WHAT IS ASKED — Present the following entries again, word for word and in full.

[Stored records]
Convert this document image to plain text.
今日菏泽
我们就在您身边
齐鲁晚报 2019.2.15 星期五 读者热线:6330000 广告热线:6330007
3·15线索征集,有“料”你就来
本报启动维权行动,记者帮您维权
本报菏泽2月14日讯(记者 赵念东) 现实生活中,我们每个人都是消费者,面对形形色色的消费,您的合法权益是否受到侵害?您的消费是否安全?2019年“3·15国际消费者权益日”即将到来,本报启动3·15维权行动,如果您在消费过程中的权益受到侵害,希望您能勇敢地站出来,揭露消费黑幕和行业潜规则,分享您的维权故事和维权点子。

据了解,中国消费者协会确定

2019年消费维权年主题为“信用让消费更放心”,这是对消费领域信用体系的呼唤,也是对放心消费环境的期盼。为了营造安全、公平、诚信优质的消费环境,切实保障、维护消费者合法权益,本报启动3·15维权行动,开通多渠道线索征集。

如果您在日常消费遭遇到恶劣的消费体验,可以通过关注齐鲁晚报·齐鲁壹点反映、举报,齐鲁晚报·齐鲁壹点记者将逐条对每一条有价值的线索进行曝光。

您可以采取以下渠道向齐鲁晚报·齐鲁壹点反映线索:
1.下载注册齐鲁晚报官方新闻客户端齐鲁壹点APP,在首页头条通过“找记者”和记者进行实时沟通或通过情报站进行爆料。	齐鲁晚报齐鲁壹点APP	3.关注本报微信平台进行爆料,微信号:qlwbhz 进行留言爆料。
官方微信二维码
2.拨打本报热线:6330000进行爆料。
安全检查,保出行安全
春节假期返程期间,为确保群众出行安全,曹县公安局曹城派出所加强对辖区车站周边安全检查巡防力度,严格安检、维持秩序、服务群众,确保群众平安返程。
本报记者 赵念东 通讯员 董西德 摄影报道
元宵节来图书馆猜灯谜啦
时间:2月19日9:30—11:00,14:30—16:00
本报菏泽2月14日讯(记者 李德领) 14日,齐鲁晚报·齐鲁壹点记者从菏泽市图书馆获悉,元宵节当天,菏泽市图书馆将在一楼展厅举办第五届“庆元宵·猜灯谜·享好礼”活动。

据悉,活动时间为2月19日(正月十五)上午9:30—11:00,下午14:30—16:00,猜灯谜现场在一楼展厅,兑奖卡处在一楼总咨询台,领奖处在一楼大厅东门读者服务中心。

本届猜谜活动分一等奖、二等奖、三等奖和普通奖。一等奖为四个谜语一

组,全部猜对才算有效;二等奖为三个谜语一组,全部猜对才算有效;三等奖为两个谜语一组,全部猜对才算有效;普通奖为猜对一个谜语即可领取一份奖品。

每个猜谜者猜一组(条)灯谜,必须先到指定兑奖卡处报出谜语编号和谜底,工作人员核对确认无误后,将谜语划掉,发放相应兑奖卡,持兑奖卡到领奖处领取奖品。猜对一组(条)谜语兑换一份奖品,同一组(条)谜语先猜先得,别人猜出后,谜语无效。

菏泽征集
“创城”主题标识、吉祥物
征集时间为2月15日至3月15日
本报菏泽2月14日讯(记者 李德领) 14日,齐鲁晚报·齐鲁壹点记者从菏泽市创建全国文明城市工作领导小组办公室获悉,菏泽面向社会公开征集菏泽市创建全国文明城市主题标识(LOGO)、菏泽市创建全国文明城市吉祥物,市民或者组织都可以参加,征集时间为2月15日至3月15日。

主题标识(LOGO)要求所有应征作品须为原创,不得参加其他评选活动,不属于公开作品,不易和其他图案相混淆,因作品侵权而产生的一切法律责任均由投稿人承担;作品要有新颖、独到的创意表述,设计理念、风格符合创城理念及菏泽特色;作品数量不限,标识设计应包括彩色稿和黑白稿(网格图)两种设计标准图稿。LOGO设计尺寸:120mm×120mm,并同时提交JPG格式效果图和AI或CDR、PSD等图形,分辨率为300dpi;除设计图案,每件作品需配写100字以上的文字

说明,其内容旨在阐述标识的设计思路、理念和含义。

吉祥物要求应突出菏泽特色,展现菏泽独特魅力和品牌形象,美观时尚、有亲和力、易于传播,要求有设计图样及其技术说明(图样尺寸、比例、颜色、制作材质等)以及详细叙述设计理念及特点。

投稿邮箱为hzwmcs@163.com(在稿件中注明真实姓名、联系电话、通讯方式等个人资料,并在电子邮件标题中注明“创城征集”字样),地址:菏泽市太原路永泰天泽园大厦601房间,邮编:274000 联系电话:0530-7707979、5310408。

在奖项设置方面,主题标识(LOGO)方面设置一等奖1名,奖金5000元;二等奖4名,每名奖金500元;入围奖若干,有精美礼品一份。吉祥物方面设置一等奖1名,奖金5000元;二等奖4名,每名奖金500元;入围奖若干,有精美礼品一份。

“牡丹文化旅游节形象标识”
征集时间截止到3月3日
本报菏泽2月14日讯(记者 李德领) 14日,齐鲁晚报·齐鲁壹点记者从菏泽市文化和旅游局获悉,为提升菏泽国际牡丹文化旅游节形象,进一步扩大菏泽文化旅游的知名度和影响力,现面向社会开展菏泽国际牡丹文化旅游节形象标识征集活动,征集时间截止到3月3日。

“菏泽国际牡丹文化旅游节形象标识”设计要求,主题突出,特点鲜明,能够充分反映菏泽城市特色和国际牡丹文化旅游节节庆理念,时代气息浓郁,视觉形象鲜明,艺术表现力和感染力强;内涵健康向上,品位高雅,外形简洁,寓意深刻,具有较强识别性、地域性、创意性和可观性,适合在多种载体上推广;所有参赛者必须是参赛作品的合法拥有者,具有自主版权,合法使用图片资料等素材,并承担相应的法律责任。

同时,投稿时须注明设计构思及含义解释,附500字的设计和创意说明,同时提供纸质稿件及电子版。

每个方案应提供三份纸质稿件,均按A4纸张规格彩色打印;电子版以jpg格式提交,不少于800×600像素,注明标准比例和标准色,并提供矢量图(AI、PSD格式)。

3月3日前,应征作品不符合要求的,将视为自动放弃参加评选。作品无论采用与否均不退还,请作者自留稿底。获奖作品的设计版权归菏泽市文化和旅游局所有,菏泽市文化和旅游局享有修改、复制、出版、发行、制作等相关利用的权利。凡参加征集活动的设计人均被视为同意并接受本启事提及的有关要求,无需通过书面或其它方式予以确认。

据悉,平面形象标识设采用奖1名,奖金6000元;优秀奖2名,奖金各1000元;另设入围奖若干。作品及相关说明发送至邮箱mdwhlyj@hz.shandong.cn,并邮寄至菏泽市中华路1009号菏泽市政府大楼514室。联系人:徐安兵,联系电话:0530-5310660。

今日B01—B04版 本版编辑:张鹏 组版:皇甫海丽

OUTPUT FOR THIS EXERCISE —
Convert this document image to plain text.
今日菏泽
我们就在您身边
齐鲁晚报 2019.2.15 星期五 读者热线:6330000 广告热线:6330007
3·15线索征集,有“料”你就来
本报启动维权行动,记者帮您维权
本报菏泽2月14日讯(记者 赵念东) 现实生活中,我们每个人都是消费者,面对形形色色的消费,您的合法权益是否受到侵害?您的消费是否安全?2019年“3·15国际消费者权益日”即将到来,本报启动3·15维权行动,如果您在消费过程中的权益受到侵害,希望您能勇敢地站出来,揭露消费黑幕和行业潜规则,分享您的维权故事和维权点子。

据了解,中国消费者协会确定

2019年消费维权年主题为“信用让消费更放心”,这是对消费领域信用体系的呼唤,也是对放心消费环境的期盼。为了营造安全、公平、诚信优质的消费环境,切实保障、维护消费者合法权益,本报启动3·15维权行动,开通多渠道线索征集。

如果您在日常消费遭遇到恶劣的消费体验,可以通过关注齐鲁晚报·齐鲁壹点反映、举报,齐鲁晚报·齐鲁壹点记者将逐条对每一条有价值的线索进行曝光。

您可以采取以下渠道向齐鲁晚报·齐鲁壹点反映线索:
1.下载注册齐鲁晚报官方新闻客户端齐鲁壹点APP,在首页头条通过“找记者”和记者进行实时沟通或通过情报站进行爆料。	齐鲁晚报齐鲁壹点APP	3.关注本报微信平台进行爆料,微信号:qlwbhz 进行留言爆料。
官方微信二维码
2.拨打本报热线:6330000进行爆料。
安全检查,保出行安全
春节假期返程期间,为确保群众出行安全,曹县公安局曹城派出所加强对辖区车站周边安全检查巡防力度,严格安检、维持秩序、服务群众,确保群众平安返程。
本报记者 赵念东 通讯员 董西德 摄影报道
元宵节来图书馆猜灯谜啦
时间:2月19日9:30—11:00,14:30—16:00
本报菏泽2月14日讯(记者 李德领) 14日,齐鲁晚报·齐鲁壹点记者从菏泽市图书馆获悉,元宵节当天,菏泽市图书馆将在一楼展厅举办第五届“庆元宵·猜灯谜·享好礼”活动。

据悉,活动时间为2月19日(正月十五)上午9:30—11:00,下午14:30—16:00,猜灯谜现场在一楼展厅,兑奖卡处在一楼总咨询台,领奖处在一楼大厅东门读者服务中心。

本届猜谜活动分一等奖、二等奖、三等奖和普通奖。一等奖为四个谜语一

组,全部猜对才算有效;二等奖为三个谜语一组,全部猜对才算有效;三等奖为两个谜语一组,全部猜对才算有效;普通奖为猜对一个谜语即可领取一份奖品。

每个猜谜者猜一组(条)灯谜,必须先到指定兑奖卡处报出谜语编号和谜底,工作人员核对确认无误后,将谜语划掉,发放相应兑奖卡,持兑奖卡到领奖处领取奖品。猜对一组(条)谜语兑换一份奖品,同一组(条)谜语先猜先得,别人猜出后,谜语无效。

菏泽征集
“创城”主题标识、吉祥物
征集时间为2月15日至3月15日
本报菏泽2月14日讯(记者 李德领) 14日,齐鲁晚报·齐鲁壹点记者从菏泽市创建全国文明城市工作领导小组办公室获悉,菏泽面向社会公开征集菏泽市创建全国文明城市主题标识(LOGO)、菏泽市创建全国文明城市吉祥物,市民或者组织都可以参加,征集时间为2月15日至3月15日。

主题标识(LOGO)要求所有应征作品须为原创,不得参加其他评选活动,不属于公开作品,不易和其他图案相混淆,因作品侵权而产生的一切法律责任均由投稿人承担;作品要有新颖、独到的创意表述,设计理念、风格符合创城理念及菏泽特色;作品数量不限,标识设计应包括彩色稿和黑白稿(网格图)两种设计标准图稿。LOGO设计尺寸:120mm×120mm,并同时提交JPG格式效果图和AI或CDR、PSD等图形,分辨率为300dpi;除设计图案,每件作品需配写100字以上的文字

说明,其内容旨在阐述标识的设计思路、理念和含义。

吉祥物要求应突出菏泽特色,展现菏泽独特魅力和品牌形象,美观时尚、有亲和力、易于传播,要求有设计图样及其技术说明(图样尺寸、比例、颜色、制作材质等)以及详细叙述设计理念及特点。

投稿邮箱为hzwmcs@163.com(在稿件中注明真实姓名、联系电话、通讯方式等个人资料,并在电子邮件标题中注明“创城征集”字样),地址:菏泽市太原路永泰天泽园大厦601房间,邮编:274000 联系电话:0530-7707979、5310408。

在奖项设置方面,主题标识(LOGO)方面设置一等奖1名,奖金5000元;二等奖4名,每名奖金500元;入围奖若干,有精美礼品一份。吉祥物方面设置一等奖1名,奖金5000元;二等奖4名,每名奖金500元;入围奖若干,有精美礼品一份。

“牡丹文化旅游节形象标识”
征集时间截止到3月3日
本报菏泽2月14日讯(记者 李德领) 14日,齐鲁晚报·齐鲁壹点记者从菏泽市文化和旅游局获悉,为提升菏泽国际牡丹文化旅游节形象,进一步扩大菏泽文化旅游的知名度和影响力,现面向社会开展菏泽国际牡丹文化旅游节形象标识征集活动,征集时间截止到3月3日。

“菏泽国际牡丹文化旅游节形象标识”设计要求,主题突出,特点鲜明,能够充分反映菏泽城市特色和国际牡丹文化旅游节节庆理念,时代气息浓郁,视觉形象鲜明,艺术表现力和感染力强;内涵健康向上,品位高雅,外形简洁,寓意深刻,具有较强识别性、地域性、创意性和可观性,适合在多种载体上推广;所有参赛者必须是参赛作品的合法拥有者,具有自主版权,合法使用图片资料等素材,并承担相应的法律责任。

同时,投稿时须注明设计构思及含义解释,附500字的设计和创意说明,同时提供纸质稿件及电子版。

每个方案应提供三份纸质稿件,均按A4纸张规格彩色打印;电子版以jpg格式提交,不少于800×600像素,注明标准比例和标准色,并提供矢量图(AI、PSD格式)。

3月3日前,应征作品不符合要求的,将视为自动放弃参加评选。作品无论采用与否均不退还,请作者自留稿底。获奖作品的设计版权归菏泽市文化和旅游局所有,菏泽市文化和旅游局享有修改、复制、出版、发行、制作等相关利用的权利。凡参加征集活动的设计人均被视为同意并接受本启事提及的有关要求,无需通过书面或其它方式予以确认。

据悉,平面形象标识设采用奖1名,奖金6000元;优秀奖2名,奖金各1000元;另设入围奖若干。作品及相关说明发送至邮箱mdwhlyj@hz.shandong.cn,并邮寄至菏泽市中华路1009号菏泽市政府大楼514室。联系人:徐安兵,联系电话:0530-5310660。

今日B01—B04版 本版编辑:张鹏 组版:皇甫海丽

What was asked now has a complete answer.